──────── RECORD LIST ────────

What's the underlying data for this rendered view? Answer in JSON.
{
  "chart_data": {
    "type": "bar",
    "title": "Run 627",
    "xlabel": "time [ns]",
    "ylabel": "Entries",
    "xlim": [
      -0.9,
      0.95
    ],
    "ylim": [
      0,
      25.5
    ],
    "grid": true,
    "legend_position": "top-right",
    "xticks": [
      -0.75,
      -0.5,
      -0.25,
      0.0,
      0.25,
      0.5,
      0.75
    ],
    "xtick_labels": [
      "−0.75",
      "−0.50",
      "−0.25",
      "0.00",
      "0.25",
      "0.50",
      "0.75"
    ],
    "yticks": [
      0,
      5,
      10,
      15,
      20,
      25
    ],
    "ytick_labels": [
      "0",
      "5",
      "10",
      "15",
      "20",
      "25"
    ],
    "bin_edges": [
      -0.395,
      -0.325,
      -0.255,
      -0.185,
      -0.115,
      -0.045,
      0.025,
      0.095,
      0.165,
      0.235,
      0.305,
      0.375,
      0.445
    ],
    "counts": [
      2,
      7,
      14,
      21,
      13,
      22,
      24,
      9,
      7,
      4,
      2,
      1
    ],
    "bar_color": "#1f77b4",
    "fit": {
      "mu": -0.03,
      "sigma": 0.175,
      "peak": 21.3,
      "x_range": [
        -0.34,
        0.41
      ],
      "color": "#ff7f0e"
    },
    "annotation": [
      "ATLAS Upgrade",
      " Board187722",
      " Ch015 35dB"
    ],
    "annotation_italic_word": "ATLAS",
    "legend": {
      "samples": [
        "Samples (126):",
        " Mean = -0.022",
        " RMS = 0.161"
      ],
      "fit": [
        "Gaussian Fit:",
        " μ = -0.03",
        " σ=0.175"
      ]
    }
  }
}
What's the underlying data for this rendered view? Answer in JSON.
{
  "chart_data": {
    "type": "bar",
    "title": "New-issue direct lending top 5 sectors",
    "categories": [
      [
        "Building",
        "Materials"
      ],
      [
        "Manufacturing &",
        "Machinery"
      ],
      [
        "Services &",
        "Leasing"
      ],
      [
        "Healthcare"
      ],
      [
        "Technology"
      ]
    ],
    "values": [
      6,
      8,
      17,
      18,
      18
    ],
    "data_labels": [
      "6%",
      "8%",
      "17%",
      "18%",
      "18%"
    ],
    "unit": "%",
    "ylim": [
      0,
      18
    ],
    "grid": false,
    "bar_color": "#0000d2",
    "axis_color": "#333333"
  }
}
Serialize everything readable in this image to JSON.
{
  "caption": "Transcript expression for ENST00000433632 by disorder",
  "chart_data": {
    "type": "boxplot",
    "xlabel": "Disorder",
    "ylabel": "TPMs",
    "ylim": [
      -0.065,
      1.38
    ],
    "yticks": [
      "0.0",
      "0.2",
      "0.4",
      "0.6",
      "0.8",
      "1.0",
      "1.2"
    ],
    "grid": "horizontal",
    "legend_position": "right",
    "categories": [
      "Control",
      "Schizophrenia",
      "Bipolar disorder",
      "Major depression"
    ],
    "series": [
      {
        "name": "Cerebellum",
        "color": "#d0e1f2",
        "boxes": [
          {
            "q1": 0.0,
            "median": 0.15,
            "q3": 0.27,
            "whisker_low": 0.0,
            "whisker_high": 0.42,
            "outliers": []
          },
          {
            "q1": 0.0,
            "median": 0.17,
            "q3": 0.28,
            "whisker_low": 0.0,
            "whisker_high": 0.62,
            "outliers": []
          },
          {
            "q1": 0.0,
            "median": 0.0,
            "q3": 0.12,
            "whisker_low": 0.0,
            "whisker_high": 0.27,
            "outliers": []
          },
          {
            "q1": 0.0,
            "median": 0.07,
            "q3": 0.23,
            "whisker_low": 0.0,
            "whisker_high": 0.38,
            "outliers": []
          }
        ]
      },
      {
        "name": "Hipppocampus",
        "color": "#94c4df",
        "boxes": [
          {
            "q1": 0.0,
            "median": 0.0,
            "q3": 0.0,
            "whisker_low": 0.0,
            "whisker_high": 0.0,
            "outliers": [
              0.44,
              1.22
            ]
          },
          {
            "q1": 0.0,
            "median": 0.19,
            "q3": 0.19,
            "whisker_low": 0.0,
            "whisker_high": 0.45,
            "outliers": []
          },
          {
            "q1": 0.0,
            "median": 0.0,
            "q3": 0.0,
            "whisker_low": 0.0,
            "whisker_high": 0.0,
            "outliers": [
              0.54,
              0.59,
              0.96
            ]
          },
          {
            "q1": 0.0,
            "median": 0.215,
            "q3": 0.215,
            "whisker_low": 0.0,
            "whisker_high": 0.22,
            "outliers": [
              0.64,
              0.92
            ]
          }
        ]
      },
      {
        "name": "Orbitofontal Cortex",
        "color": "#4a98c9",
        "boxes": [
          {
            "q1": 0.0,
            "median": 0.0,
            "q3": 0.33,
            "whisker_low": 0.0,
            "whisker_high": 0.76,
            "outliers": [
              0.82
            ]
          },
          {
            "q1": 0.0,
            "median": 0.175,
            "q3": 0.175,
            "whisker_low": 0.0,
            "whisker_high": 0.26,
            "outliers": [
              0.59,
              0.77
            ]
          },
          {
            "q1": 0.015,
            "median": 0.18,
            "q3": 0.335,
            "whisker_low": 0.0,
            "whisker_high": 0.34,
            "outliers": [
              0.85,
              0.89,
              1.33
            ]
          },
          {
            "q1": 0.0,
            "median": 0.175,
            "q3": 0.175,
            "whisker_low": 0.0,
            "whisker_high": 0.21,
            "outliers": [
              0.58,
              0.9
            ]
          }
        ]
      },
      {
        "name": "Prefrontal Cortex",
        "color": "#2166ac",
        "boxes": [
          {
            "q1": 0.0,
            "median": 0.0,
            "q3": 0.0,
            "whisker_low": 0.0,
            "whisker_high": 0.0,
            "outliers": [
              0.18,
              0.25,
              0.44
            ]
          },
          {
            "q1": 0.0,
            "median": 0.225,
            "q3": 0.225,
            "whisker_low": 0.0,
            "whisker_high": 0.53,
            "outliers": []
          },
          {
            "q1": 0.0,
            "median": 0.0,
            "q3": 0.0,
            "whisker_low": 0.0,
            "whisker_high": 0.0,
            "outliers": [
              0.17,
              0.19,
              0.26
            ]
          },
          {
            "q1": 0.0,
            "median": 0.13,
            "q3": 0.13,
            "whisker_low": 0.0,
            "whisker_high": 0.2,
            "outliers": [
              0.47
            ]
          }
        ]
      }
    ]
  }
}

────────

* [REQUEST]: Write down the full listing again, exactly.

* [COMPLETED EXERCISE]:
What's the underlying data for this rendered view? Answer in JSON.
{
  "chart_data": {
    "type": "bar",
    "title": "Run 627",
    "xlabel": "time [ns]",
    "ylabel": "Entries",
    "xlim": [
      -0.9,
      0.95
    ],
    "ylim": [
      0,
      25.5
    ],
    "grid": true,
    "legend_position": "top-right",
    "xticks": [
      -0.75,
      -0.5,
      -0.25,
      0.0,
      0.25,
      0.5,
      0.75
    ],
    "xtick_labels": [
      "−0.75",
      "−0.50",
      "−0.25",
      "0.00",
      "0.25",
      "0.50",
      "0.75"
    ],
    "yticks": [
      0,
      5,
      10,
      15,
      20,
      25
    ],
    "ytick_labels": [
      "0",
      "5",
      "10",
      "15",
      "20",
      "25"
    ],
    "bin_edges": [
      -0.395,
      -0.325,
      -0.255,
      -0.185,
      -0.115,
      -0.045,
      0.025,
      0.095,
      0.165,
      0.235,
      0.305,
      0.375,
      0.445
    ],
    "counts": [
      2,
      7,
      14,
      21,
      13,
      22,
      24,
      9,
      7,
      4,
      2,
      1
    ],
    "bar_color": "#1f77b4",
    "fit": {
      "mu": -0.03,
      "sigma": 0.175,
      "peak": 21.3,
      "x_range": [
        -0.34,
        0.41
      ],
      "color": "#ff7f0e"
    },
    "annotation": [
      "ATLAS Upgrade",
      " Board187722",
      " Ch015 35dB"
    ],
    "annotation_italic_word": "ATLAS",
    "legend": {
      "samples": [
        "Samples (126):",
        " Mean = -0.022",
        " RMS = 0.161"
      ],
      "fit": [
        "Gaussian Fit:",
        " μ = -0.03",
        " σ=0.175"
      ]
    }
  }
}
What's the underlying data for this rendered view? Answer in JSON.
{
  "chart_data": {
    "type": "bar",
    "title": "New-issue direct lending top 5 sectors",
    "categories": [
      [
        "Building",
        "Materials"
      ],
      [
        "Manufacturing &",
        "Machinery"
      ],
      [
        "Services &",
        "Leasing"
      ],
      [
        "Healthcare"
      ],
      [
        "Technology"
      ]
    ],
    "values": [
      6,
      8,
      17,
      18,
      18
    ],
    "data_labels": [
      "6%",
      "8%",
      "17%",
      "18%",
      "18%"
    ],
    "unit": "%",
    "ylim": [
      0,
      18
    ],
    "grid": false,
    "bar_color": "#0000d2",
    "axis_color": "#333333"
  }
}
Serialize everything readable in this image to JSON.
{
  "caption": "Transcript expression for ENST00000433632 by disorder",
  "chart_data": {
    "type": "boxplot",
    "xlabel": "Disorder",
    "ylabel": "TPMs",
    "ylim": [
      -0.065,
      1.38
    ],
    "yticks": [
      "0.0",
      "0.2",
      "0.4",
      "0.6",
      "0.8",
      "1.0",
      "1.2"
    ],
    "grid": "horizontal",
    "legend_position": "right",
    "categories": [
      "Control",
      "Schizophrenia",
      "Bipolar disorder",
      "Major depression"
    ],
    "series": [
      {
        "name": "Cerebellum",
        "color": "#d0e1f2",
        "boxes": [
          {
            "q1": 0.0,
            "median": 0.15,
            "q3": 0.27,
            "whisker_low": 0.0,
            "whisker_high": 0.42,
            "outliers": []
          },
          {
            "q1": 0.0,
            "median": 0.17,
            "q3": 0.28,
            "whisker_low": 0.0,
            "whisker_high": 0.62,
            "outliers": []
          },
          {
            "q1": 0.0,
            "median": 0.0,
            "q3": 0.12,
            "whisker_low": 0.0,
            "whisker_high": 0.27,
            "outliers": []
          },
          {
            "q1": 0.0,
            "median": 0.07,
            "q3": 0.23,
            "whisker_low": 0.0,
            "whisker_high": 0.38,
            "outliers": []
          }
        ]
      },
      {
        "name": "Hipppocampus",
        "color": "#94c4df",
        "boxes": [
          {
            "q1": 0.0,
            "median": 0.0,
            "q3": 0.0,
            "whisker_low": 0.0,
            "whisker_high": 0.0,
            "outliers": [
              0.44,
              1.22
            ]
          },
          {
            "q1": 0.0,
            "median": 0.19,
            "q3": 0.19,
            "whisker_low": 0.0,
            "whisker_high": 0.45,
            "outliers": []
          },
          {
            "q1": 0.0,
            "median": 0.0,
            "q3": 0.0,
            "whisker_low": 0.0,
            "whisker_high": 0.0,
            "outliers": [
              0.54,
              0.59,
              0.96
            ]
          },
          {
            "q1": 0.0,
            "median": 0.215,
            "q3": 0.215,
            "whisker_low": 0.0,
            "whisker_high": 0.22,
            "outliers": [
              0.64,
              0.92
            ]
          }
        ]
      },
      {
        "name": "Orbitofontal Cortex",
        "color": "#4a98c9",
        "boxes": [
          {
            "q1": 0.0,
            "median": 0.0,
            "q3": 0.33,
            "whisker_low": 0.0,
            "whisker_high": 0.76,
            "outliers": [
              0.82
            ]
          },
          {
            "q1": 0.0,
            "median": 0.175,
            "q3": 0.175,
            "whisker_low": 0.0,
            "whisker_high": 0.26,
            "outliers": [
              0.59,
              0.77
            ]
          },
          {
            "q1": 0.015,
            "median": 0.18,
            "q3": 0.335,
            "whisker_low": 0.0,
            "whisker_high": 0.34,
            "outliers": [
              0.85,
              0.89,
              1.33
            ]
          },
          {
            "q1": 0.0,
            "median": 0.175,
            "q3": 0.175,
            "whisker_low": 0.0,
            "whisker_high": 0.21,
            "outliers": [
              0.58,
              0.9
            ]
          }
        ]
      },
      {
        "name": "Prefrontal Cortex",
        "color": "#2166ac",
        "boxes": [
          {
            "q1": 0.0,
            "median": 0.0,
            "q3": 0.0,
            "whisker_low": 0.0,
            "whisker_high": 0.0,
            "outliers": [
              0.18,
              0.25,
              0.44
            ]
          },
          {
            "q1": 0.0,
            "median": 0.225,
            "q3": 0.225,
            "whisker_low": 0.0,
            "whisker_high": 0.53,
            "outliers": []
          },
          {
            "q1": 0.0,
            "median": 0.0,
            "q3": 0.0,
            "whisker_low": 0.0,
            "whisker_high": 0.0,
            "outliers": [
              0.17,
              0.19,
              0.26
            ]
          },
          {
            "q1": 0.0,
            "median": 0.13,
            "q3": 0.13,
            "whisker_low": 0.0,
            "whisker_high": 0.2,
            "outliers": [
              0.47
            ]
          }
        ]
      }
    ]
  }
}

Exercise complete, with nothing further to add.